▶ Objective
Word for word, print each line of the listing below; pictures stay out.

BEGIN

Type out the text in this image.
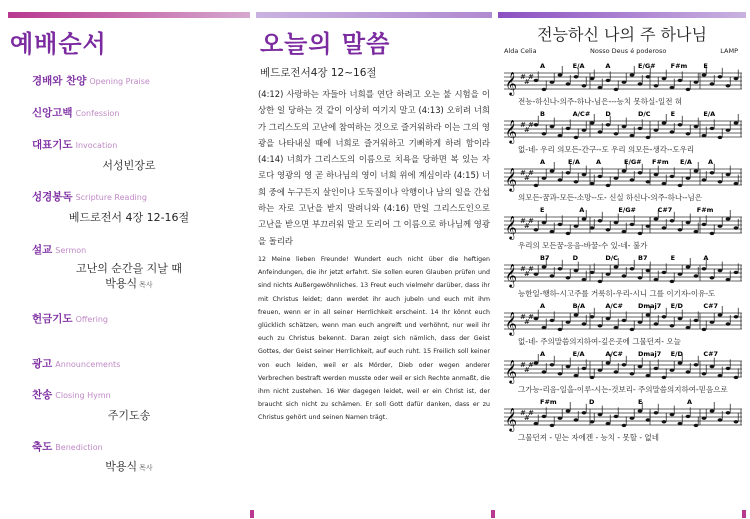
예배순서
경배와 찬양 Opening Praise
신앙고백 Confession
대표기도 Invocation
서성빈장로
성경봉독 Scripture Reading
베드로전서 4장 12-16절
설교 Sermon
고난의 순간을 지날 때
박용식 목사
헌금기도 Offering
광고 Announcements
찬송 Closing Hymn
주기도송
축도 Benediction
박용식 목사
오늘의 말씀
베드로전서4장 12~16절

(4:12) 사랑하는 자들아 너희를 연단 하려고 오는 불 시험을 이상한 일 당하는 것 같이 이상히 여기지 말고 (4:13) 오히려 너희가 그리스도의 고난에 참여하는 것으로 즐거워하라 이는 그의 영광을 나타내실 때에 너희로 즐거워하고 기뻐하게 하려 함이라 (4:14) 너희가 그리스도의 이름으로 치욕을 당하면 복 있는 자로다 영광의 영 곧 하나님의 영이 너희 위에 계심이라 (4:15) 너희 중에 누구든지 살인이나 도둑질이나 악행이나 남의 일을 간섭하는 자로 고난을 받지 말려니와 (4:16) 만일 그리스도인으로 고난을 받으면 부끄러워 말고 도리어 그 이름으로 하나님께 영광을 돌리라

12 Meine lieben Freunde! Wundert euch nicht über die heftigen Anfeindungen, die ihr jetzt erfahrt. Sie sollen euren Glauben prüfen und sind nichts Außergewöhnliches. 13 Freut euch vielmehr darüber, dass ihr mit Christus leidet; dann werdet ihr auch jubeln und euch mit ihm freuen, wenn er in all seiner Herrlichkeit erscheint. 14 Ihr könnt euch glücklich schätzen, wenn man euch angreift und verhöhnt, nur weil ihr euch zu Christus bekennt. Daran zeigt sich nämlich, dass der Geist Gottes, der Geist seiner Herrlichkeit, auf euch ruht. 15 Freilich soll keiner von euch leiden, weil er als Mörder, Dieb oder wegen anderer Verbrechen bestraft werden musste oder weil er sich Rechte anmaßt, die ihm nicht zustehen. 16 Wer dagegen leidet, weil er ein Christ ist, der braucht sich nicht zu schämen. Er soll Gott dafür danken, dass er zu Christus gehört und seinen Namen trägt.

전능하신 나의 주 하나님
Alda Celia	Nosso Deus é poderoso	LAMP
𝄞 #
#
#
A	E/A	A	E/G# F#m E
전능-하신나-의주-하나-님은---능치 못하실-일전 혀
𝄞 #
#
#
B	A/C# D	D/C	E	E/A
없-네- 우리 의모든-간구--도 우리 의모든-생각--도우리
𝄞 #
#
#
A	E/A A	E/G# F#m E/A A
의모든-꿈과-모든-소망--도- 신실 하신나-의주-하나--님은
𝄞 #
#
#
E	A	E/G#	C#7	F#m
우리의 모든꿈-응음-바꿀-수 있-네- 불가
𝄞 #
#
#
B7	D	D/C	B7	E	A
능한일-행하-시고주를 거룩히-우리-시니 그를 이기자-이유-도
𝄞 #
#
#
A	B/A	A/C# Dmaj7 E/D	C#7
없-네- 주의말씀의지하여-깊은곳에 그물던져- 오늘
𝄞 #
#
#
A	E/A	A/C# Dmaj7 E/D	C#7
그가능-리음-일을-이루-시는-것보리- 주의말씀의지하여-믿음으로
𝄞 #
#
#
F#m	D	E	A
그물던져 - 믿는 자에겐 - 능치 - 못할 - 없네
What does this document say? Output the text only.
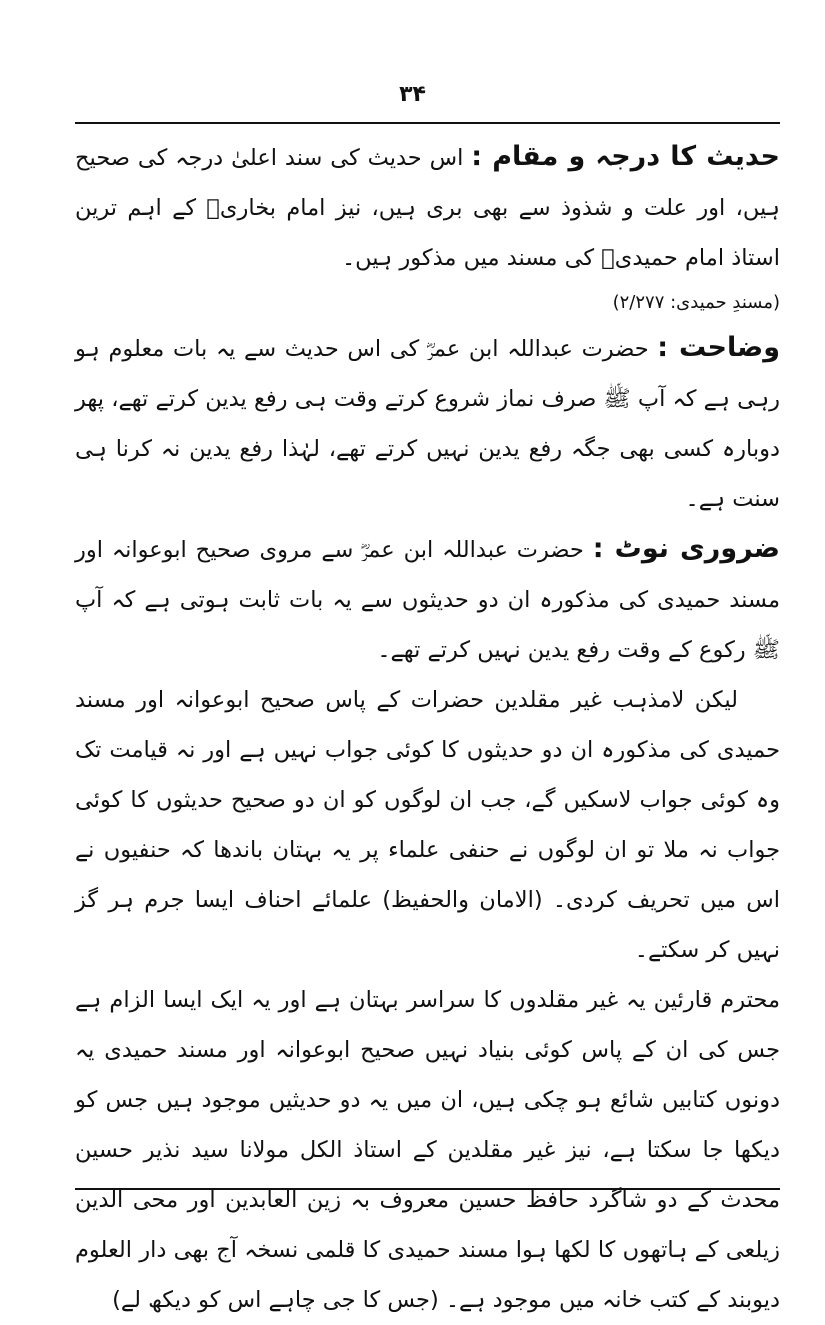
۳۴

حدیث کا درجہ و مقام : اس حدیث کی سند اعلیٰ درجہ کی صحیح ہیں، اور علت و شذوذ سے بھی بری ہیں، نیز امام بخاریؒ کے اہم ترین استاذ امام حمیدیؒ کی مسند میں مذکور ہیں۔

(مسندِ حمیدی: ۲/۲۷۷)

وضاحت : حضرت عبداللہ ابن عمرؓ کی اس حدیث سے یہ بات معلوم ہو رہی ہے کہ آپ ﷺ صرف نماز شروع کرتے وقت ہی رفع یدین کرتے تھے، پھر دوبارہ کسی بھی جگہ رفع یدین نہیں کرتے تھے، لہٰذا رفع یدین نہ کرنا ہی سنت ہے۔

ضروری نوٹ : حضرت عبداللہ ابن عمرؓ سے مروی صحیح ابوعوانہ اور مسند حمیدی کی مذکورہ ان دو حدیثوں سے یہ بات ثابت ہوتی ہے کہ آپ ﷺ رکوع کے وقت رفع یدین نہیں کرتے تھے۔

لیکن لامذہب غیر مقلدین حضرات کے پاس صحیح ابوعوانہ اور مسند حمیدی کی مذکورہ ان دو حدیثوں کا کوئی جواب نہیں ہے اور نہ قیامت تک وہ کوئی جواب لاسکیں گے، جب ان لوگوں کو ان دو صحیح حدیثوں کا کوئی جواب نہ ملا تو ان لوگوں نے حنفی علماء پر یہ بہتان باندھا کہ حنفیوں نے اس میں تحریف کردی۔ (الامان والحفیظ) علمائے احناف ایسا جرم ہر گز نہیں کر سکتے۔

محترم قارئین یہ غیر مقلدوں کا سراسر بہتان ہے اور یہ ایک ایسا الزام ہے جس کی ان کے پاس کوئی بنیاد نہیں صحیح ابوعوانہ اور مسند حمیدی یہ دونوں کتابیں شائع ہو چکی ہیں، ان میں یہ دو حدیثیں موجود ہیں جس کو دیکھا جا سکتا ہے، نیز غیر مقلدین کے استاذ الکل مولانا سید نذیر حسین محدث کے دو شاگرد حافظ حسین معروف بہ زین العابدین اور محی الدین زیلعی کے ہاتھوں کا لکھا ہوا مسند حمیدی کا قلمی نسخہ آج بھی دار العلوم دیوبند کے کتب خانہ میں موجود ہے۔ (جس کا جی چاہے اس کو دیکھ لے)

END

▶ Finished task
Type out the text in this image.
예배순서
경배와 찬양 Opening Praise
신앙고백 Confession
대표기도 Invocation
서성빈장로
성경봉독 Scripture Reading
베드로전서 4장 12-16절
설교 Sermon
고난의 순간을 지날 때
박용식 목사
헌금기도 Offering
광고 Announcements
찬송 Closing Hymn
주기도송
축도 Benediction
박용식 목사
오늘의 말씀
베드로전서4장 12~16절

(4:12) 사랑하는 자들아 너희를 연단 하려고 오는 불 시험을 이상한 일 당하는 것 같이 이상히 여기지 말고 (4:13) 오히려 너희가 그리스도의 고난에 참여하는 것으로 즐거워하라 이는 그의 영광을 나타내실 때에 너희로 즐거워하고 기뻐하게 하려 함이라 (4:14) 너희가 그리스도의 이름으로 치욕을 당하면 복 있는 자로다 영광의 영 곧 하나님의 영이 너희 위에 계심이라 (4:15) 너희 중에 누구든지 살인이나 도둑질이나 악행이나 남의 일을 간섭하는 자로 고난을 받지 말려니와 (4:16) 만일 그리스도인으로 고난을 받으면 부끄러워 말고 도리어 그 이름으로 하나님께 영광을 돌리라

12 Meine lieben Freunde! Wundert euch nicht über die heftigen Anfeindungen, die ihr jetzt erfahrt. Sie sollen euren Glauben prüfen und sind nichts Außergewöhnliches. 13 Freut euch vielmehr darüber, dass ihr mit Christus leidet; dann werdet ihr auch jubeln und euch mit ihm freuen, wenn er in all seiner Herrlichkeit erscheint. 14 Ihr könnt euch glücklich schätzen, wenn man euch angreift und verhöhnt, nur weil ihr euch zu Christus bekennt. Daran zeigt sich nämlich, dass der Geist Gottes, der Geist seiner Herrlichkeit, auf euch ruht. 15 Freilich soll keiner von euch leiden, weil er als Mörder, Dieb oder wegen anderer Verbrechen bestraft werden musste oder weil er sich Rechte anmaßt, die ihm nicht zustehen. 16 Wer dagegen leidet, weil er ein Christ ist, der braucht sich nicht zu schämen. Er soll Gott dafür danken, dass er zu Christus gehört und seinen Namen trägt.

전능하신 나의 주 하나님
Alda Celia	Nosso Deus é poderoso	LAMP
𝄞 #
#
#
A	E/A	A	E/G# F#m E
전능-하신나-의주-하나-님은---능치 못하실-일전 혀
𝄞 #
#
#
B	A/C# D	D/C	E	E/A
없-네- 우리 의모든-간구--도 우리 의모든-생각--도우리
𝄞 #
#
#
A	E/A A	E/G# F#m E/A A
의모든-꿈과-모든-소망--도- 신실 하신나-의주-하나--님은
𝄞 #
#
#
E	A	E/G#	C#7	F#m
우리의 모든꿈-응음-바꿀-수 있-네- 불가
𝄞 #
#
#
B7	D	D/C	B7	E	A
능한일-행하-시고주를 거룩히-우리-시니 그를 이기자-이유-도
𝄞 #
#
#
A	B/A	A/C# Dmaj7 E/D	C#7
없-네- 주의말씀의지하여-깊은곳에 그물던져- 오늘
𝄞 #
#
#
A	E/A	A/C# Dmaj7 E/D	C#7
그가능-리음-일을-이루-시는-것보리- 주의말씀의지하여-믿음으로
𝄞 #
#
#
F#m	D	E	A
그물던져 - 믿는 자에겐 - 능치 - 못할 - 없네
What does this document say? Output the text only.
۳۴

حدیث کا درجہ و مقام : اس حدیث کی سند اعلیٰ درجہ کی صحیح ہیں، اور علت و شذوذ سے بھی بری ہیں، نیز امام بخاریؒ کے اہم ترین استاذ امام حمیدیؒ کی مسند میں مذکور ہیں۔

(مسندِ حمیدی: ۲/۲۷۷)

وضاحت : حضرت عبداللہ ابن عمرؓ کی اس حدیث سے یہ بات معلوم ہو رہی ہے کہ آپ ﷺ صرف نماز شروع کرتے وقت ہی رفع یدین کرتے تھے، پھر دوبارہ کسی بھی جگہ رفع یدین نہیں کرتے تھے، لہٰذا رفع یدین نہ کرنا ہی سنت ہے۔

ضروری نوٹ : حضرت عبداللہ ابن عمرؓ سے مروی صحیح ابوعوانہ اور مسند حمیدی کی مذکورہ ان دو حدیثوں سے یہ بات ثابت ہوتی ہے کہ آپ ﷺ رکوع کے وقت رفع یدین نہیں کرتے تھے۔

لیکن لامذہب غیر مقلدین حضرات کے پاس صحیح ابوعوانہ اور مسند حمیدی کی مذکورہ ان دو حدیثوں کا کوئی جواب نہیں ہے اور نہ قیامت تک وہ کوئی جواب لاسکیں گے، جب ان لوگوں کو ان دو صحیح حدیثوں کا کوئی جواب نہ ملا تو ان لوگوں نے حنفی علماء پر یہ بہتان باندھا کہ حنفیوں نے اس میں تحریف کردی۔ (الامان والحفیظ) علمائے احناف ایسا جرم ہر گز نہیں کر سکتے۔

محترم قارئین یہ غیر مقلدوں کا سراسر بہتان ہے اور یہ ایک ایسا الزام ہے جس کی ان کے پاس کوئی بنیاد نہیں صحیح ابوعوانہ اور مسند حمیدی یہ دونوں کتابیں شائع ہو چکی ہیں، ان میں یہ دو حدیثیں موجود ہیں جس کو دیکھا جا سکتا ہے، نیز غیر مقلدین کے استاذ الکل مولانا سید نذیر حسین محدث کے دو شاگرد حافظ حسین معروف بہ زین العابدین اور محی الدین زیلعی کے ہاتھوں کا لکھا ہوا مسند حمیدی کا قلمی نسخہ آج بھی دار العلوم دیوبند کے کتب خانہ میں موجود ہے۔ (جس کا جی چاہے اس کو دیکھ لے)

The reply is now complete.